Items from a data source
[BEGIN]
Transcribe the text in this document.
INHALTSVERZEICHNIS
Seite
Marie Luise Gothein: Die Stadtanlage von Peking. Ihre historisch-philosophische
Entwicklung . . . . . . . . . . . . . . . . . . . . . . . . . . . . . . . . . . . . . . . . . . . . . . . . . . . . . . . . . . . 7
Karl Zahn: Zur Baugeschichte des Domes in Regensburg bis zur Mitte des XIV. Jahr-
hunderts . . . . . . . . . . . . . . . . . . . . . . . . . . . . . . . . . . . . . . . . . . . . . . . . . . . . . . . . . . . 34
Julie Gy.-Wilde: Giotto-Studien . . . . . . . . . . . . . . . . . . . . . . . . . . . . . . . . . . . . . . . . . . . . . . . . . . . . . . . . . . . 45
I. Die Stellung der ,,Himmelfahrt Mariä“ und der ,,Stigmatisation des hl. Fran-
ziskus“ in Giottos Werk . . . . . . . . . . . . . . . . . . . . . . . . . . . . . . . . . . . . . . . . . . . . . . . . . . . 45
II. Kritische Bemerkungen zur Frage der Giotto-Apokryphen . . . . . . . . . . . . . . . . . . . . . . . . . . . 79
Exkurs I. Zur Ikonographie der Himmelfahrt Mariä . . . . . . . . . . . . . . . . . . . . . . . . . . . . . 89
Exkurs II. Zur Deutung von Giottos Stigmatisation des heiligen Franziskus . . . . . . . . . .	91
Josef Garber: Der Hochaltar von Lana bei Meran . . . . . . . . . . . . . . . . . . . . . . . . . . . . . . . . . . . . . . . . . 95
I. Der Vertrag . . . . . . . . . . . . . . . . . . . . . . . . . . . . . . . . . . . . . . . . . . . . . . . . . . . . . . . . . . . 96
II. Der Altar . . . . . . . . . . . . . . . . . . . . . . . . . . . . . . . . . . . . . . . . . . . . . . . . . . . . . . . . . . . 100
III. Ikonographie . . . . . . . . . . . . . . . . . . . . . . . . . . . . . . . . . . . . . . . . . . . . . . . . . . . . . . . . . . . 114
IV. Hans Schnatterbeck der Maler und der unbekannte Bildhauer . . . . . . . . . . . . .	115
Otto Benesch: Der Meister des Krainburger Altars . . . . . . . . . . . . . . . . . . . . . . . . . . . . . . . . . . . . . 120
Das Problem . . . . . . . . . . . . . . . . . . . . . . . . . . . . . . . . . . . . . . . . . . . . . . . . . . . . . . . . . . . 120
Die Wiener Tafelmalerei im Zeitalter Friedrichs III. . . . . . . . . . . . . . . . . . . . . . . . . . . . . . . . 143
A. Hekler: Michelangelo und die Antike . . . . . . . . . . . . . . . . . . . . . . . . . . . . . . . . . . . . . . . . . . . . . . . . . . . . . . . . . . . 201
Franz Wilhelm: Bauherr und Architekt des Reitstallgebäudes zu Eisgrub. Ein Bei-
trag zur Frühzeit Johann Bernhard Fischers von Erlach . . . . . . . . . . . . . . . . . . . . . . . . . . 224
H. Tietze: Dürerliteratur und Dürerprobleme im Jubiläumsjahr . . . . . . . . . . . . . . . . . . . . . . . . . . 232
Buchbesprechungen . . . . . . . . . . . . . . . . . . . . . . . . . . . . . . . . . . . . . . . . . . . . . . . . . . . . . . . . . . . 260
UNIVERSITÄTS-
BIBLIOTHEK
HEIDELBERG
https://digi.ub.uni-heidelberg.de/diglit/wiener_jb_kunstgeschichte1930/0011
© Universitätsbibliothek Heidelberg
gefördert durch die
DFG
[END]
Aim of the exercise:
Only lines with the word "Mariä" should be collected from the material.

Answer:
I. Die Stellung der ,,Himmelfahrt Mariä“ und der ,,Stigmatisation des hl. Fran-
Exkurs I. Zur Ikonographie der Himmelfahrt Mariä . . . . . . . . . . . . . . . . . . . . . . . . . . . . . 89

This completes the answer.